- _AIM OF THE EXERCISE_
Quote each of the items below verbatim, but leave the pictures out of your answer.

-- begin --

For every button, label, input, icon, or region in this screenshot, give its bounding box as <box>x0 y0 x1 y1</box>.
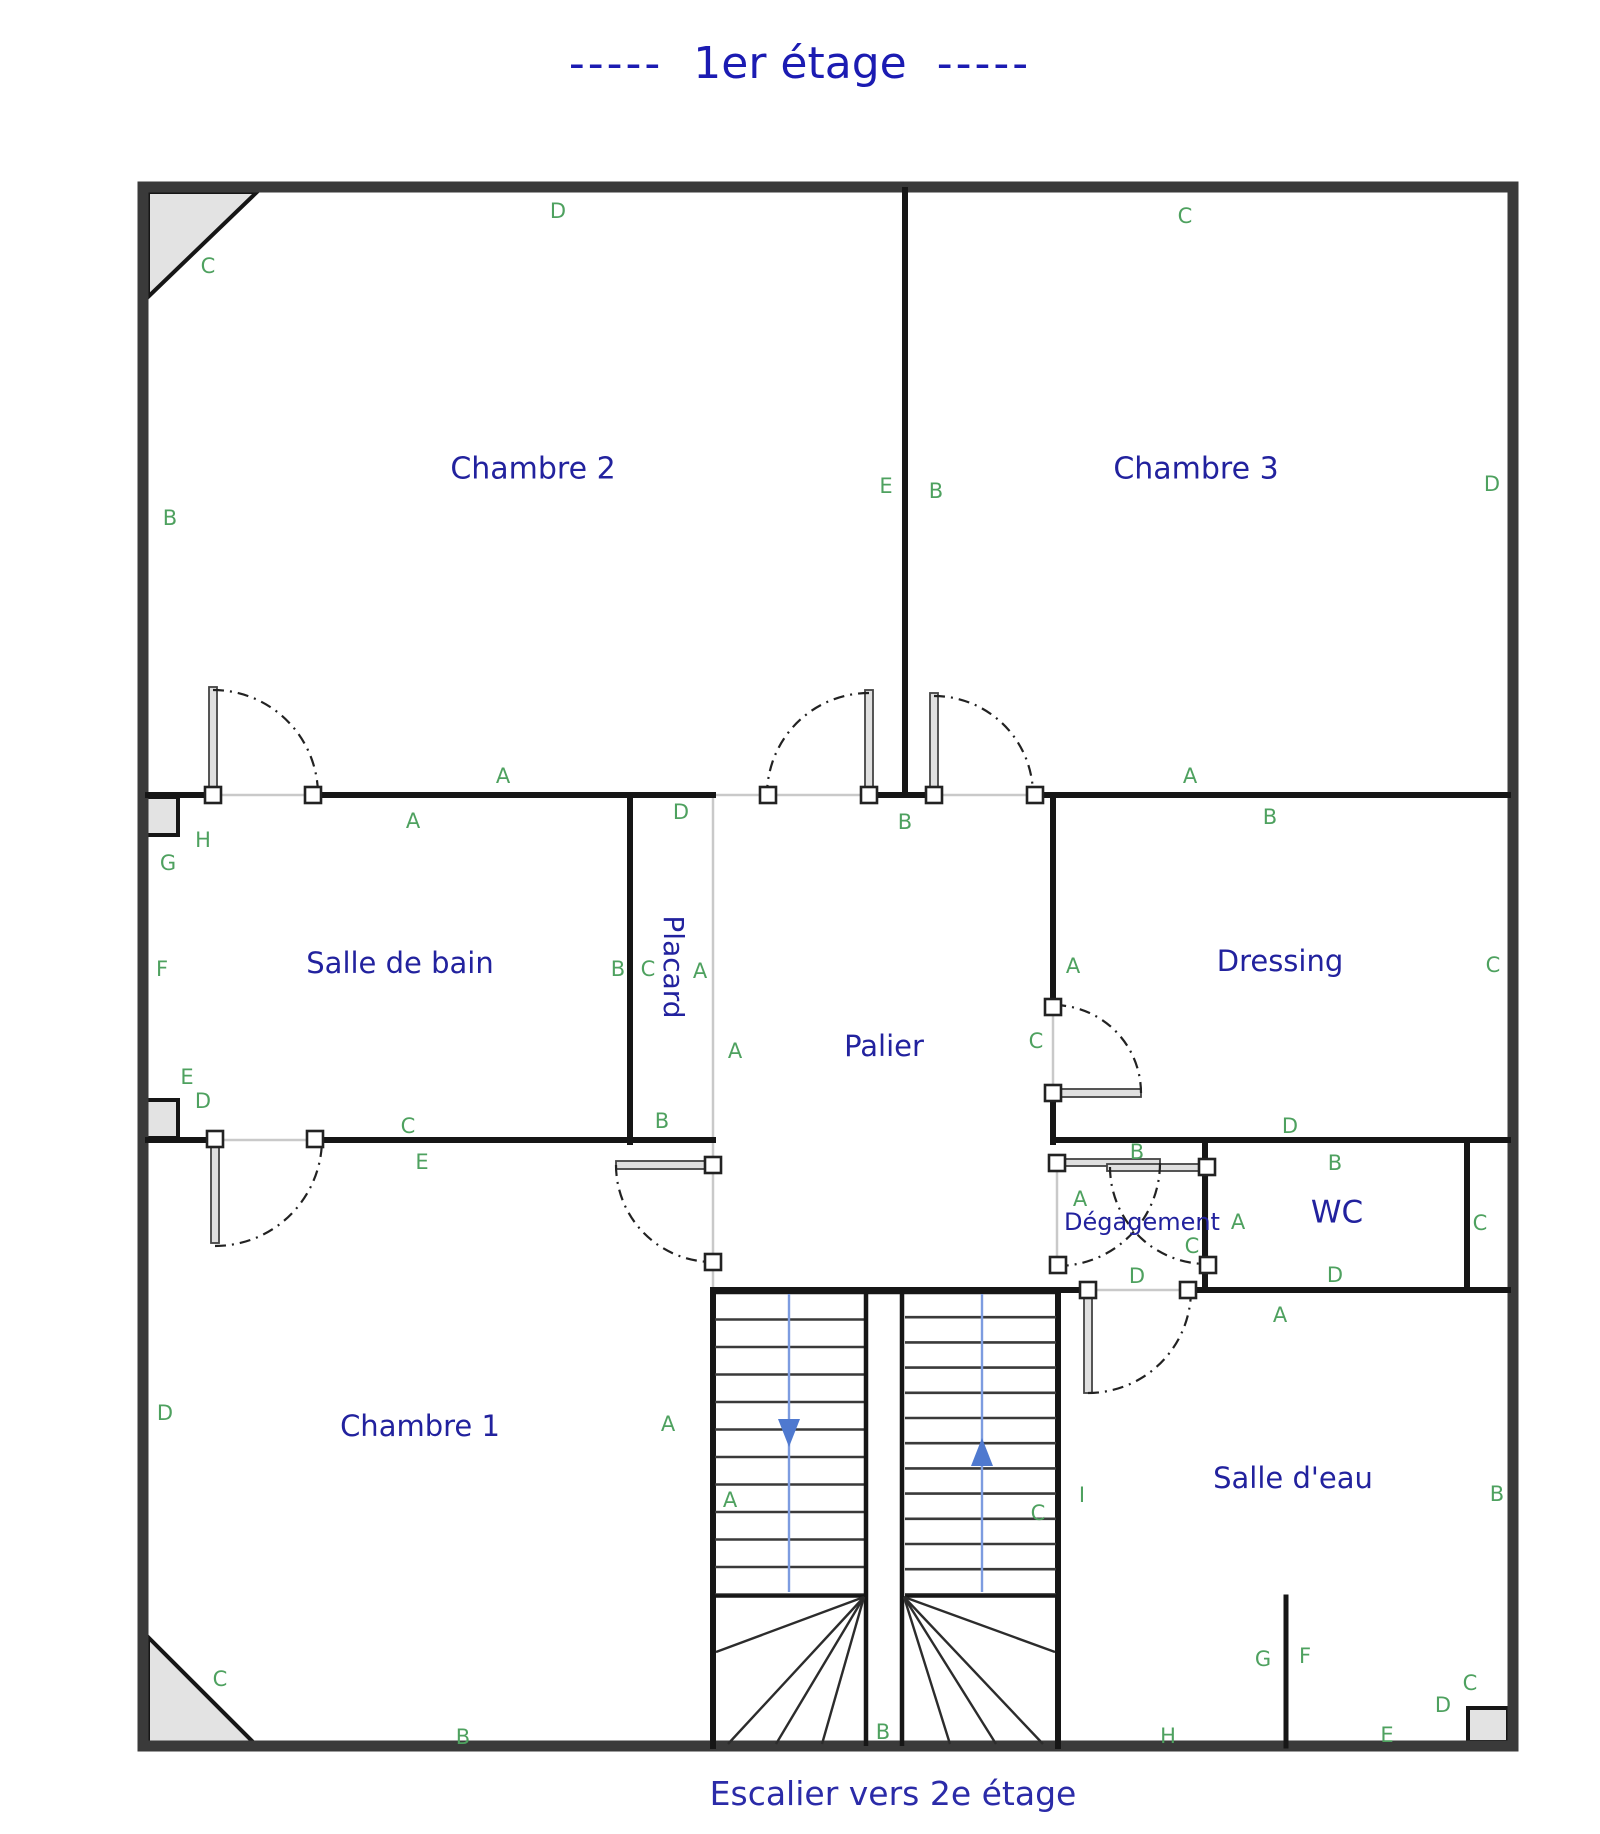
door-post <box>1027 787 1043 803</box>
chamfer-bottom-left <box>148 1637 257 1746</box>
room-label-dressing: Dressing <box>1217 944 1344 978</box>
door-arc-dressing <box>1053 1005 1141 1093</box>
wall-marker-a: A <box>1066 954 1081 978</box>
wall-marker-b: B <box>163 506 177 530</box>
wall-marker-b: B <box>1130 1140 1144 1164</box>
door-post <box>1080 1282 1096 1298</box>
door-arc-palier-chambre1 <box>616 1165 713 1262</box>
wall-marker-b: B <box>1328 1151 1342 1175</box>
wall-marker-g: G <box>1255 1647 1271 1671</box>
room-label-placard: Placard <box>657 915 690 1018</box>
wall-marker-a: A <box>1273 1303 1288 1327</box>
wall-marker-i: I <box>1079 1483 1085 1507</box>
wall-marker-h: H <box>195 828 211 852</box>
door-post <box>1180 1282 1196 1298</box>
staircase <box>715 1292 1056 1746</box>
notch-bottom-right <box>1468 1708 1508 1742</box>
wall-marker-d: D <box>195 1089 211 1113</box>
wall-marker-c: C <box>201 254 216 278</box>
room-label-degagement: Dégagement <box>1064 1208 1220 1236</box>
door-post <box>207 1131 223 1147</box>
door-post <box>760 787 776 803</box>
stairs-caption: Escalier vers 2e étage <box>710 1774 1077 1813</box>
wall-marker-c: C <box>1029 1029 1044 1053</box>
door-post <box>861 787 877 803</box>
door-leaf-palier-right <box>930 693 938 791</box>
notch-left-upper <box>146 797 178 835</box>
wall-marker-c: C <box>1185 1234 1200 1258</box>
door-leaf-degagement-2 <box>1107 1164 1204 1171</box>
wall-openings <box>213 795 1207 1290</box>
door-post <box>1045 1085 1061 1101</box>
room-label-salle-de-bain: Salle de bain <box>306 946 493 980</box>
wall-marker-d: D <box>1327 1263 1343 1287</box>
room-label-chambre-3: Chambre 3 <box>1113 452 1278 487</box>
wall-marker-e: E <box>879 474 892 498</box>
chamfer-top-left <box>148 192 257 297</box>
wall-marker-a: A <box>693 959 708 983</box>
room-label-chambre-1: Chambre 1 <box>340 1409 500 1443</box>
wall-marker-e: E <box>415 1150 428 1174</box>
wall-marker-b: B <box>876 1720 890 1744</box>
wall-marker-c: C <box>641 957 656 981</box>
wall-marker-a: A <box>496 764 511 788</box>
door-leaf-chambre-1 <box>211 1143 219 1243</box>
wall-marker-a: A <box>1231 1210 1246 1234</box>
door-arc-salle-deau <box>1088 1290 1191 1393</box>
wall-marker-a: A <box>661 1412 676 1436</box>
wall-marker-a: A <box>1073 1187 1088 1211</box>
door-leaf-salle-deau <box>1084 1294 1092 1393</box>
door-arc-chambre-1 <box>215 1139 322 1246</box>
wall-marker-d: D <box>1129 1264 1145 1288</box>
door-post <box>1045 999 1061 1015</box>
wall-marker-a: A <box>406 809 421 833</box>
wall-marker-a: A <box>723 1488 738 1512</box>
wall-marker-b: B <box>456 1725 470 1749</box>
door-post <box>705 1157 721 1173</box>
door-arc-palier-left <box>767 693 869 795</box>
wall-marker-c: C <box>1473 1211 1488 1235</box>
room-labels: Chambre 2Chambre 3Salle de bainPlacardPa… <box>306 452 1373 1496</box>
door-post <box>1200 1257 1216 1273</box>
arrow-down-icon <box>778 1419 800 1447</box>
wall-marker-a: A <box>1183 764 1198 788</box>
wall-marker-f: F <box>1299 1644 1311 1668</box>
wall-marker-c: C <box>1031 1501 1046 1525</box>
wall-marker-b: B <box>611 957 625 981</box>
wall-marker-g: G <box>160 851 176 875</box>
door-post <box>705 1254 721 1270</box>
door-leaf-salle-de-bain <box>209 687 217 791</box>
wall-marker-d: D <box>157 1401 173 1425</box>
wall-marker-b: B <box>655 1109 669 1133</box>
wall-marker-e: E <box>180 1065 193 1089</box>
wall-marker-f: F <box>156 957 168 981</box>
door-post <box>1049 1155 1065 1171</box>
room-label-chambre-2: Chambre 2 <box>450 452 615 487</box>
door-post <box>205 787 221 803</box>
wall-marker-d: D <box>1282 1114 1298 1138</box>
wall-marker-b: B <box>1263 805 1277 829</box>
wall-marker-b: B <box>898 810 912 834</box>
wall-marker-d: D <box>1484 472 1500 496</box>
wall-marker-c: C <box>1463 1671 1478 1695</box>
door-post <box>1199 1159 1215 1175</box>
door-arc-palier-right <box>934 696 1033 795</box>
room-label-wc: WC <box>1311 1195 1363 1231</box>
floor-plan-page: ----- 1er étage ----- <box>0 0 1600 1834</box>
door-leaf-palier-chambre1 <box>616 1161 710 1169</box>
room-label-salle-d-eau: Salle d'eau <box>1213 1461 1373 1495</box>
wall-marker-c: C <box>213 1667 228 1691</box>
door-post <box>1050 1257 1066 1273</box>
wall-marker-d: D <box>1435 1693 1451 1717</box>
notch-left-lower <box>146 1100 178 1138</box>
floor-plan-svg: Chambre 2Chambre 3Salle de bainPlacardPa… <box>0 0 1600 1834</box>
door-arc-salle-de-bain <box>213 690 318 795</box>
door-post <box>307 1131 323 1147</box>
room-label-palier: Palier <box>844 1029 924 1063</box>
door-post <box>926 787 942 803</box>
wall-marker-c: C <box>1178 204 1193 228</box>
wall-marker-d: D <box>673 800 689 824</box>
wall-marker-c: C <box>1486 953 1501 977</box>
wall-marker-c: C <box>401 1114 416 1138</box>
wall-marker-b: B <box>1490 1482 1504 1506</box>
door-post <box>305 787 321 803</box>
wall-marker-a: A <box>728 1039 743 1063</box>
door-leaf-dressing <box>1056 1089 1141 1097</box>
wall-marker-d: D <box>550 199 566 223</box>
wall-marker-e: E <box>1380 1723 1393 1747</box>
stair-treads <box>715 1292 1056 1595</box>
wall-marker-h: H <box>1160 1724 1176 1748</box>
door-leaf-palier-left <box>865 690 873 791</box>
wall-marker-b: B <box>929 479 943 503</box>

-- end --

- _OUTPUT FOR THIS TASK_
For every button, label, input, icon, or region in this screenshot, give its bounding box as <box>x0 y0 x1 y1</box>.
door-post <box>1027 787 1043 803</box>
chamfer-bottom-left <box>148 1637 257 1746</box>
room-label-dressing: Dressing <box>1217 944 1344 978</box>
door-arc-dressing <box>1053 1005 1141 1093</box>
wall-marker-a: A <box>1066 954 1081 978</box>
wall-marker-b: B <box>163 506 177 530</box>
wall-marker-b: B <box>1130 1140 1144 1164</box>
door-post <box>1080 1282 1096 1298</box>
door-arc-palier-chambre1 <box>616 1165 713 1262</box>
wall-marker-b: B <box>1328 1151 1342 1175</box>
wall-marker-g: G <box>1255 1647 1271 1671</box>
room-label-placard: Placard <box>657 915 690 1018</box>
wall-marker-a: A <box>1273 1303 1288 1327</box>
wall-marker-i: I <box>1079 1483 1085 1507</box>
wall-marker-h: H <box>195 828 211 852</box>
door-post <box>1180 1282 1196 1298</box>
staircase <box>715 1292 1056 1746</box>
notch-bottom-right <box>1468 1708 1508 1742</box>
wall-marker-d: D <box>195 1089 211 1113</box>
wall-marker-c: C <box>201 254 216 278</box>
room-label-degagement: Dégagement <box>1064 1208 1220 1236</box>
door-post <box>207 1131 223 1147</box>
door-post <box>760 787 776 803</box>
stairs-caption: Escalier vers 2e étage <box>710 1774 1077 1813</box>
wall-marker-c: C <box>1029 1029 1044 1053</box>
door-post <box>861 787 877 803</box>
door-leaf-palier-right <box>930 693 938 791</box>
notch-left-upper <box>146 797 178 835</box>
wall-marker-c: C <box>1185 1234 1200 1258</box>
door-leaf-degagement-2 <box>1107 1164 1204 1171</box>
wall-openings <box>213 795 1207 1290</box>
door-post <box>1045 1085 1061 1101</box>
room-label-salle-de-bain: Salle de bain <box>306 946 493 980</box>
wall-marker-d: D <box>1327 1263 1343 1287</box>
room-label-chambre-3: Chambre 3 <box>1113 452 1278 487</box>
wall-marker-e: E <box>879 474 892 498</box>
chamfer-top-left <box>148 192 257 297</box>
wall-marker-a: A <box>693 959 708 983</box>
room-label-chambre-1: Chambre 1 <box>340 1409 500 1443</box>
wall-marker-e: E <box>415 1150 428 1174</box>
wall-marker-b: B <box>876 1720 890 1744</box>
wall-marker-c: C <box>641 957 656 981</box>
wall-marker-a: A <box>496 764 511 788</box>
door-leaf-chambre-1 <box>211 1143 219 1243</box>
wall-marker-a: A <box>1231 1210 1246 1234</box>
door-arc-salle-deau <box>1088 1290 1191 1393</box>
wall-marker-a: A <box>661 1412 676 1436</box>
wall-marker-a: A <box>1073 1187 1088 1211</box>
door-leaf-salle-deau <box>1084 1294 1092 1393</box>
door-arc-chambre-1 <box>215 1139 322 1246</box>
wall-marker-d: D <box>1129 1264 1145 1288</box>
door-post <box>1045 999 1061 1015</box>
wall-marker-a: A <box>406 809 421 833</box>
wall-marker-a: A <box>723 1488 738 1512</box>
wall-marker-b: B <box>456 1725 470 1749</box>
door-post <box>705 1157 721 1173</box>
door-arc-palier-left <box>767 693 869 795</box>
wall-marker-c: C <box>1473 1211 1488 1235</box>
room-labels: Chambre 2Chambre 3Salle de bainPlacardPa… <box>306 452 1373 1496</box>
door-post <box>1200 1257 1216 1273</box>
arrow-down-icon <box>778 1419 800 1447</box>
wall-marker-a: A <box>1183 764 1198 788</box>
wall-marker-f: F <box>1299 1644 1311 1668</box>
wall-marker-c: C <box>1031 1501 1046 1525</box>
wall-marker-b: B <box>611 957 625 981</box>
wall-marker-g: G <box>160 851 176 875</box>
door-post <box>705 1254 721 1270</box>
door-leaf-salle-de-bain <box>209 687 217 791</box>
wall-marker-d: D <box>157 1401 173 1425</box>
wall-marker-b: B <box>655 1109 669 1133</box>
wall-marker-e: E <box>180 1065 193 1089</box>
wall-marker-f: F <box>156 957 168 981</box>
door-post <box>1049 1155 1065 1171</box>
room-label-chambre-2: Chambre 2 <box>450 452 615 487</box>
door-post <box>205 787 221 803</box>
wall-marker-d: D <box>1282 1114 1298 1138</box>
wall-marker-b: B <box>1263 805 1277 829</box>
wall-marker-b: B <box>898 810 912 834</box>
wall-marker-d: D <box>1484 472 1500 496</box>
wall-marker-c: C <box>1463 1671 1478 1695</box>
door-post <box>1199 1159 1215 1175</box>
door-arc-palier-right <box>934 696 1033 795</box>
room-label-wc: WC <box>1311 1195 1363 1231</box>
floor-plan-page: ----- 1er étage ----- <box>0 0 1600 1834</box>
door-leaf-palier-chambre1 <box>616 1161 710 1169</box>
room-label-salle-d-eau: Salle d'eau <box>1213 1461 1373 1495</box>
wall-marker-c: C <box>213 1667 228 1691</box>
door-post <box>1050 1257 1066 1273</box>
wall-marker-d: D <box>1435 1693 1451 1717</box>
notch-left-lower <box>146 1100 178 1138</box>
floor-plan-svg: Chambre 2Chambre 3Salle de bainPlacardPa… <box>0 0 1600 1834</box>
door-arc-salle-de-bain <box>213 690 318 795</box>
door-post <box>307 1131 323 1147</box>
room-label-palier: Palier <box>844 1029 924 1063</box>
door-post <box>926 787 942 803</box>
wall-marker-c: C <box>1178 204 1193 228</box>
wall-marker-d: D <box>673 800 689 824</box>
wall-marker-c: C <box>1486 953 1501 977</box>
wall-marker-c: C <box>401 1114 416 1138</box>
wall-marker-b: B <box>1490 1482 1504 1506</box>
door-post <box>305 787 321 803</box>
wall-marker-a: A <box>728 1039 743 1063</box>
door-leaf-dressing <box>1056 1089 1141 1097</box>
wall-marker-d: D <box>550 199 566 223</box>
wall-marker-e: E <box>1380 1723 1393 1747</box>
stair-treads <box>715 1292 1056 1595</box>
wall-marker-h: H <box>1160 1724 1176 1748</box>
door-leaf-palier-left <box>865 690 873 791</box>
wall-marker-b: B <box>929 479 943 503</box>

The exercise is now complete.